> _PROMPT_: Copy out each line of the data that holds the word "以激情之志".
▼
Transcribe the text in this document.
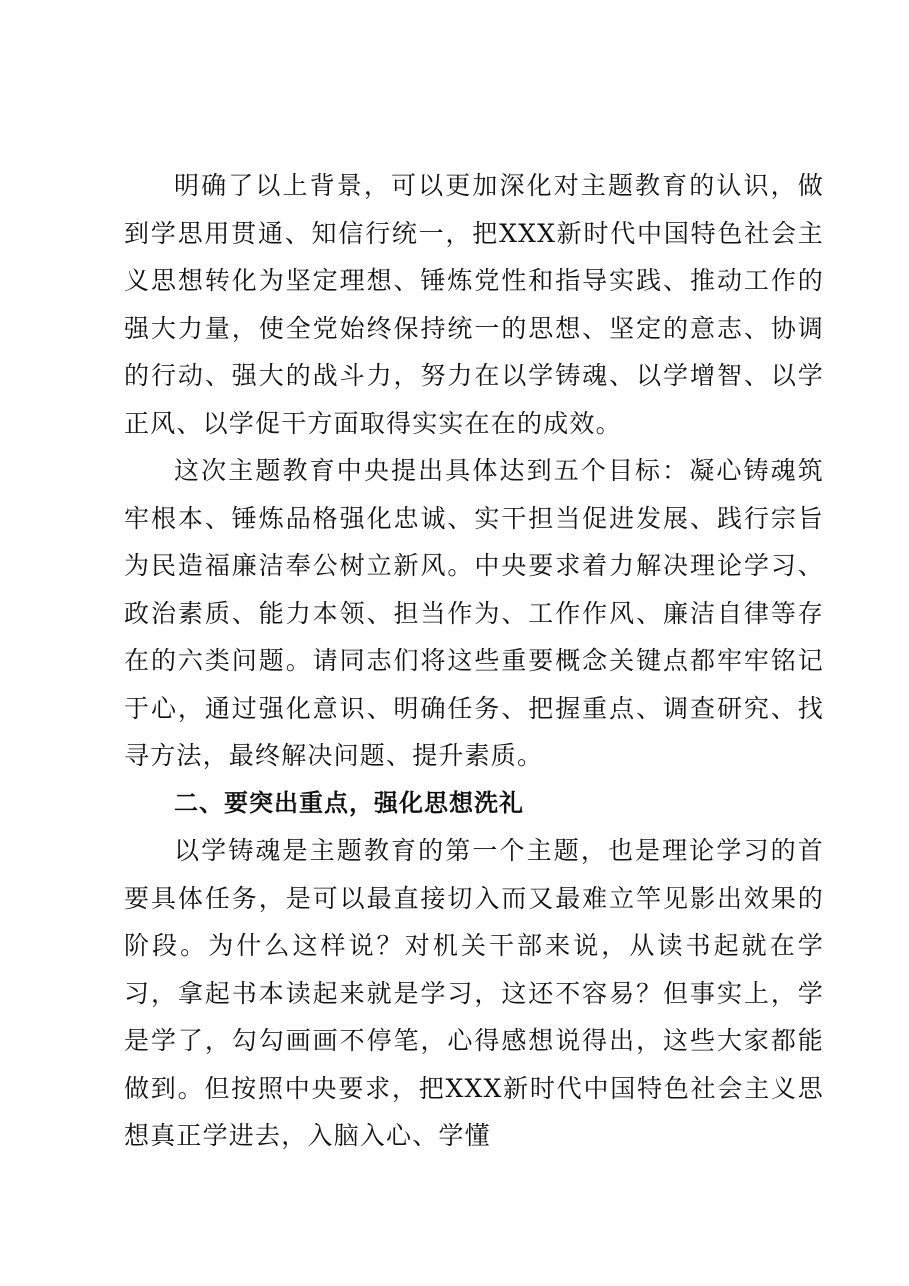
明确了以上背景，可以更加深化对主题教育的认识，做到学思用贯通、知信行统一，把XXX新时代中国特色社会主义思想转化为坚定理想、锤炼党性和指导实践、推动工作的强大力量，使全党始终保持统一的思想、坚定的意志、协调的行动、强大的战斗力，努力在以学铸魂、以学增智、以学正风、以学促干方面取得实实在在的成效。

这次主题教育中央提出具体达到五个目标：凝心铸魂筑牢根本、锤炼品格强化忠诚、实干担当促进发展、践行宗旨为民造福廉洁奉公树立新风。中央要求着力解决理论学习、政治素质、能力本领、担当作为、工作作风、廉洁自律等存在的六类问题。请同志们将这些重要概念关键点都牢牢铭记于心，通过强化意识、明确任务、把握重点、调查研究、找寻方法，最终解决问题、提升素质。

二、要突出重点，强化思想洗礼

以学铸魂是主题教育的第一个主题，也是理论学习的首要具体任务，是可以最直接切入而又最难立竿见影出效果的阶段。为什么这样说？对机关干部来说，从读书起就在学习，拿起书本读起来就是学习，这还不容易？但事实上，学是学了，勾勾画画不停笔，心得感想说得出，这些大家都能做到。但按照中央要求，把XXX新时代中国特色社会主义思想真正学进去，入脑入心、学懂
▲
▼
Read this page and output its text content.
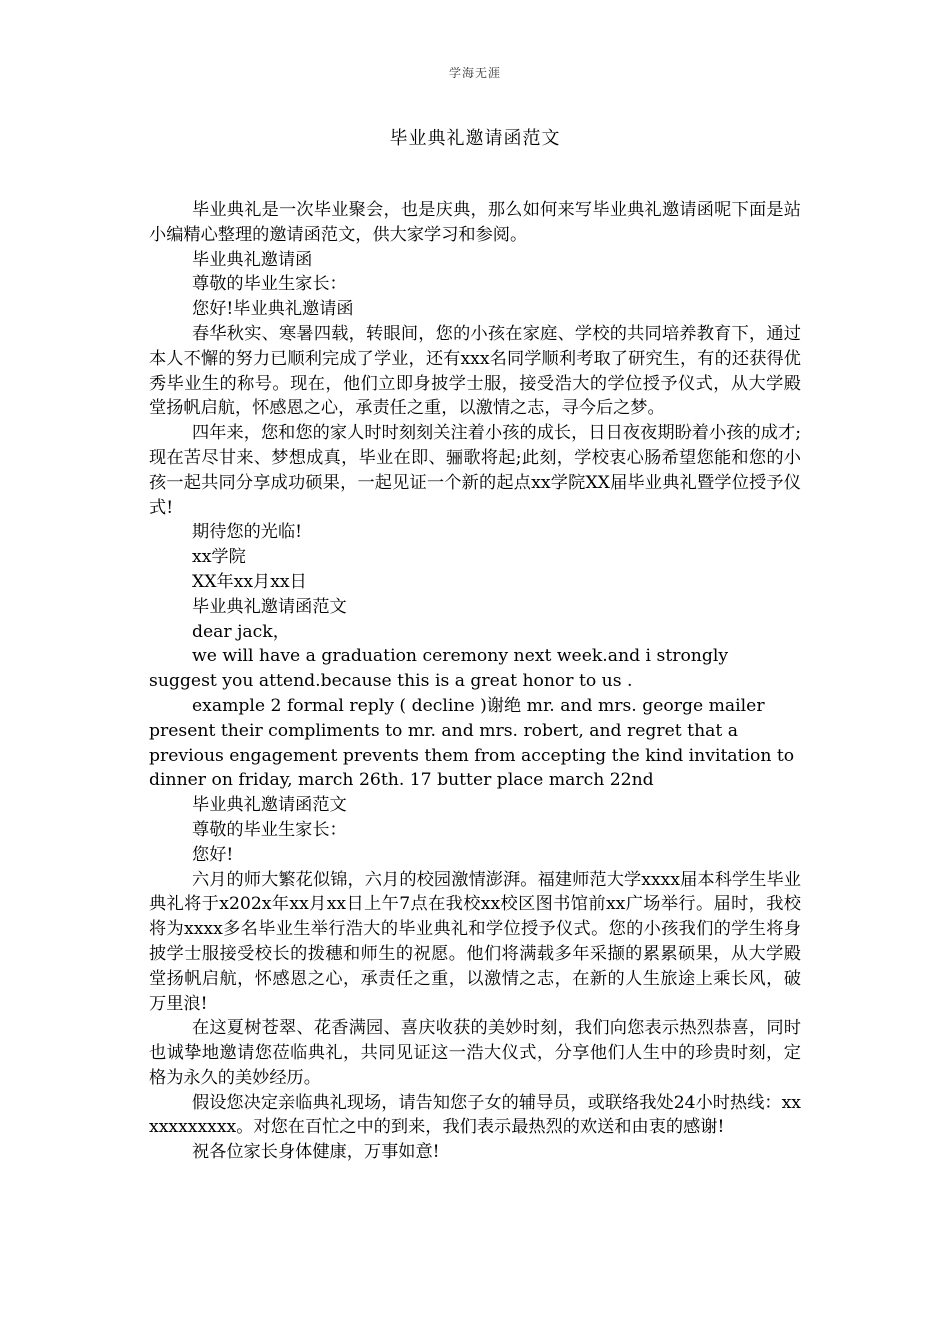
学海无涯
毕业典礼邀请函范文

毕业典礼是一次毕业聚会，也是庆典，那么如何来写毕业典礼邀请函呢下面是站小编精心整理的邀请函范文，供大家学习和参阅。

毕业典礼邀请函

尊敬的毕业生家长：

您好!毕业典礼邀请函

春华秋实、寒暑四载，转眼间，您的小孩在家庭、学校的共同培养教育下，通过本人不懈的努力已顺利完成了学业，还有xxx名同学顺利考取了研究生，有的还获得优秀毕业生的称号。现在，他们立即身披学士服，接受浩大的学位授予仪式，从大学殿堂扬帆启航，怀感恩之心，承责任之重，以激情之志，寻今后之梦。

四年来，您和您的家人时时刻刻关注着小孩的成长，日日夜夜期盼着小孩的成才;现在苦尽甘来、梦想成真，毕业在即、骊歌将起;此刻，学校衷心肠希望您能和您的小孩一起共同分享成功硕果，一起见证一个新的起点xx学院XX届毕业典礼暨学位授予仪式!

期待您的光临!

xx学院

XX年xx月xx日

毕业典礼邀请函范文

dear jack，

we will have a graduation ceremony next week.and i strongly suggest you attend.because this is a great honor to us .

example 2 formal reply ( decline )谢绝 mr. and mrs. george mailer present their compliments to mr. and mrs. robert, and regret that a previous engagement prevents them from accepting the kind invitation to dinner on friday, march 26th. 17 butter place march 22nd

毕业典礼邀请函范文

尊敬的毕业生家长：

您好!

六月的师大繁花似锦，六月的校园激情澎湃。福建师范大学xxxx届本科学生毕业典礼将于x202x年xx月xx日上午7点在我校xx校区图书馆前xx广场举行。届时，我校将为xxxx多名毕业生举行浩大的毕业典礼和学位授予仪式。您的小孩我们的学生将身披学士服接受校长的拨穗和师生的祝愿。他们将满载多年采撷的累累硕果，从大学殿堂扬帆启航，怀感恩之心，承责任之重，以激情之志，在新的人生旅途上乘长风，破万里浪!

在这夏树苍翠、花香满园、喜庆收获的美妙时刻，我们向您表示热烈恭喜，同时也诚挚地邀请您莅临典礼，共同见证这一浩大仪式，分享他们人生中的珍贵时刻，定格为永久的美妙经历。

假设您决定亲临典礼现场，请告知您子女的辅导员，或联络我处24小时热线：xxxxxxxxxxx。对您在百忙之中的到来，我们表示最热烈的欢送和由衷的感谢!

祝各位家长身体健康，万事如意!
▲
> _RESPONSE_:
春华秋实、寒暑四载，转眼间，您的小孩在家庭、学校的共同培养教育下，通过本人不懈的努力已顺利完成了学业，还有xxx名同学顺利考取了研究生，有的还获得优秀毕业生的称号。现在，他们立即身披学士服，接受浩大的学位授予仪式，从大学殿堂扬帆启航，怀感恩之心，承责任之重，以激情之志，寻今后之梦。
六月的师大繁花似锦，六月的校园激情澎湃。福建师范大学xxxx届本科学生毕业典礼将于x202x年xx月xx日上午7点在我校xx校区图书馆前xx广场举行。届时，我校将为xxxx多名毕业生举行浩大的毕业典礼和学位授予仪式。您的小孩我们的学生将身披学士服接受校长的拨穗和师生的祝愿。他们将满载多年采撷的累累硕果，从大学殿堂扬帆启航，怀感恩之心，承责任之重，以激情之志，在新的人生旅途上乘长风，破万里浪!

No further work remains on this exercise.